* Begin SOURCE EXTRACT *

With some financial support from NASA, researchers at Missouri S&T’s Laser Aided Manufacturing Process (LAMP) Laboratory are running computer simulations of processes that could be used to produce stronger, more durable materials to be used in aerospace design. According to Dr. Frank Liou, director of the LAMP center and the Michael and Joyce Bytnar Professor of Product Innovation and Creativity, the project may also involve fabricating some of those new materials.
Dr. Liou and his colleagues have been developing additive manufacturing techniques for more than a decade, specifically working with the direct metal laser sintering method of converting CAD designs into metal parts. The process involves using high-powered lasers to melt particles of powdered materials as they exit a nozzle, creating three-dimensional shapes. The technique is similar to 3-D printing, which is the term that describes other techniques in which CAD data is used to define a shape that is built by different technologies (stereo lithography, for example.)
Laser sintering is the same process that researchers at Case Western Reserve University are using to develop die design and repair techniques, a project that earned support from the National Additive Manufacturing Innovation Institute.

* End SOURCE EXTRACT *
* Begin MATERIAL *

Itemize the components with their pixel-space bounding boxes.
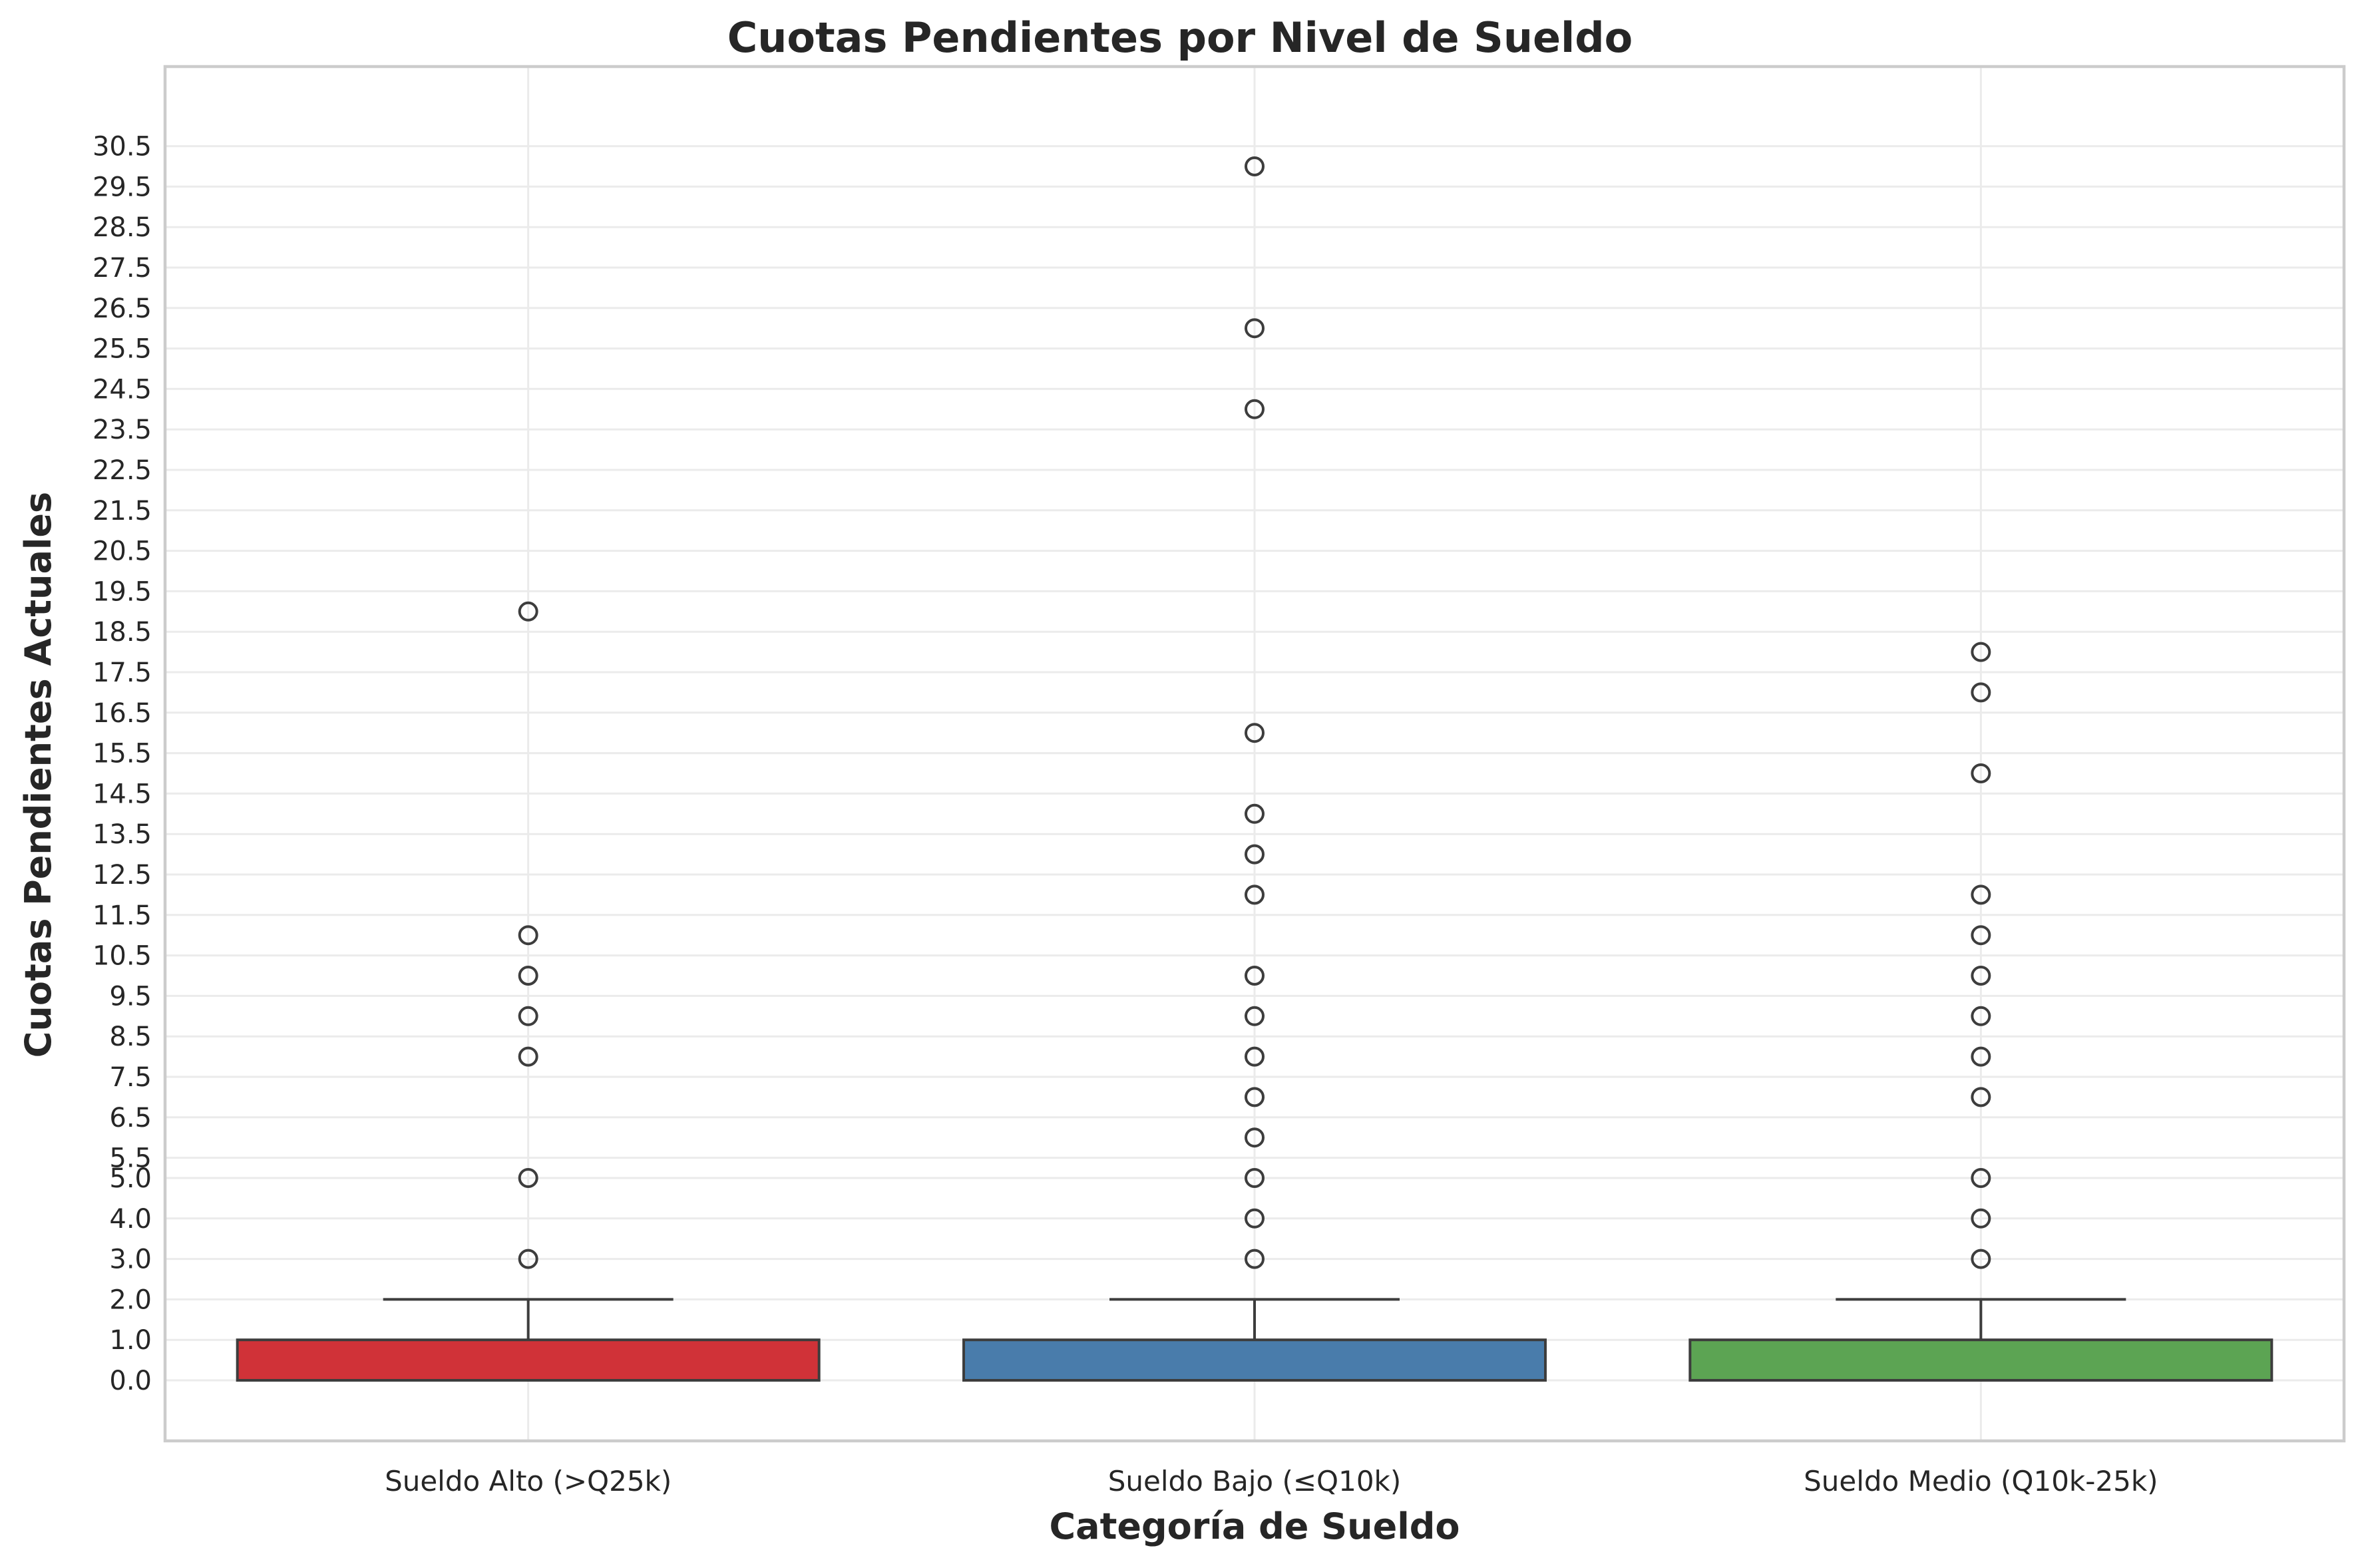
y-tick-label: 23.5 bbox=[93, 415, 152, 445]
outlier-point bbox=[518, 1046, 538, 1067]
outlier-point bbox=[1245, 156, 1265, 176]
y-tick-label: 17.5 bbox=[93, 658, 152, 688]
outlier-point bbox=[1971, 966, 1991, 986]
outlier-point bbox=[1971, 1168, 1991, 1188]
outlier-point bbox=[1971, 1046, 1991, 1067]
boxes-layer bbox=[236, 1298, 2273, 1382]
y-tick-label: 5.0 bbox=[109, 1163, 152, 1194]
y-tick-label: 15.5 bbox=[93, 739, 152, 769]
y-tick-label: 18.5 bbox=[93, 617, 152, 648]
y-tick-label: 11.5 bbox=[93, 900, 152, 931]
outlier-point bbox=[1971, 682, 1991, 703]
outlier-point bbox=[1245, 884, 1265, 905]
outlier-point bbox=[518, 1168, 538, 1188]
y-tick-label: 3.0 bbox=[109, 1245, 152, 1275]
y-tick-label: 29.5 bbox=[93, 172, 152, 202]
grid-lines bbox=[165, 67, 2344, 1441]
x-axis-ticks: Sueldo Alto (>Q25k) Sueldo Bajo (≤Q10k) Su… bbox=[385, 1465, 2158, 1497]
y-tick-label: 0.0 bbox=[109, 1366, 152, 1396]
y-tick-label: 26.5 bbox=[93, 294, 152, 324]
y-tick-label: 8.5 bbox=[109, 1022, 152, 1052]
outlier-point bbox=[1245, 1249, 1265, 1269]
y-axis-title: Cuotas Pendientes Actuales bbox=[17, 492, 59, 1058]
outlier-point bbox=[1245, 844, 1265, 865]
outlier-point bbox=[518, 966, 538, 986]
y-tick-label: 10.5 bbox=[93, 941, 152, 972]
y-tick-label: 9.5 bbox=[109, 981, 152, 1012]
outlier-point bbox=[1245, 1006, 1265, 1026]
y-tick-label: 4.0 bbox=[109, 1204, 152, 1235]
y-tick-label: 12.5 bbox=[93, 860, 152, 890]
y-tick-label: 13.5 bbox=[93, 819, 152, 850]
box-3 bbox=[1688, 1338, 2273, 1382]
outlier-point bbox=[1971, 1208, 1991, 1229]
outlier-point bbox=[1245, 803, 1265, 824]
y-tick-label: 28.5 bbox=[93, 212, 152, 243]
outlier-point bbox=[518, 925, 538, 946]
y-tick-label: 14.5 bbox=[93, 779, 152, 809]
x-tick-label: Sueldo Alto (>Q25k) bbox=[385, 1465, 672, 1497]
outlier-point bbox=[1245, 1208, 1265, 1229]
y-tick-label: 1.0 bbox=[109, 1325, 152, 1356]
plot-frame bbox=[163, 65, 2346, 1443]
y-tick-label: 2.0 bbox=[109, 1284, 152, 1315]
outliers-layer bbox=[518, 156, 1991, 1269]
y-tick-label: 25.5 bbox=[93, 334, 152, 365]
outlier-point bbox=[518, 601, 538, 622]
y-axis-ticks: 0.0 1.0 2.0 3.0 4.0 5.05.5 6.5 7.5 8.5 9.5 10.5 11.… bbox=[93, 132, 152, 1396]
outlier-point bbox=[1971, 1249, 1991, 1269]
box-1 bbox=[236, 1338, 821, 1382]
y-tick-label: 7.5 bbox=[109, 1062, 152, 1093]
outlier-point bbox=[1245, 318, 1265, 339]
outlier-point bbox=[1245, 1046, 1265, 1067]
y-tick-label: 22.5 bbox=[93, 455, 152, 486]
outlier-point bbox=[1971, 1087, 1991, 1107]
y-tick-label: 5.5 bbox=[109, 1143, 152, 1174]
outlier-point bbox=[1245, 1127, 1265, 1148]
box-2 bbox=[962, 1338, 1547, 1382]
outlier-point bbox=[518, 1249, 538, 1269]
y-tick-label: 27.5 bbox=[93, 253, 152, 284]
y-tick-label: 20.5 bbox=[93, 536, 152, 567]
y-tick-label: 19.5 bbox=[93, 576, 152, 607]
outlier-point bbox=[1245, 966, 1265, 986]
x-tick-label: Sueldo Bajo (≤Q10k) bbox=[1108, 1465, 1402, 1497]
outlier-point bbox=[1971, 1006, 1991, 1026]
y-tick-label: 21.5 bbox=[93, 496, 152, 526]
x-tick-label: Sueldo Medio (Q10k-25k) bbox=[1804, 1465, 2158, 1497]
outlier-point bbox=[1971, 763, 1991, 783]
x-axis-title: Categoría de Sueldo bbox=[1050, 1505, 1460, 1547]
y-tick-label: 30.5 bbox=[93, 132, 152, 162]
outlier-point bbox=[1971, 884, 1991, 905]
y-tick-label: 24.5 bbox=[93, 374, 152, 405]
outlier-point bbox=[1245, 399, 1265, 419]
outlier-point bbox=[518, 1006, 538, 1026]
outlier-point bbox=[1971, 925, 1991, 946]
outlier-point bbox=[1245, 1087, 1265, 1107]
chart-title: Cuotas Pendientes por Nivel de Sueldo bbox=[727, 13, 1633, 62]
y-tick-label: 6.5 bbox=[109, 1103, 152, 1133]
y-tick-label: 16.5 bbox=[93, 698, 152, 729]
outlier-point bbox=[1245, 1168, 1265, 1188]
outlier-point bbox=[1245, 723, 1265, 743]
outlier-point bbox=[1971, 642, 1991, 662]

* End MATERIAL *

EXERCISE REQUIREMENTS
In the passage on laser manufacturing research, how does the direct metal laser sintering process create three-dimensional shapes?

RESULT
High-powered lasers melt particles of powdered materials as they exit a nozzle.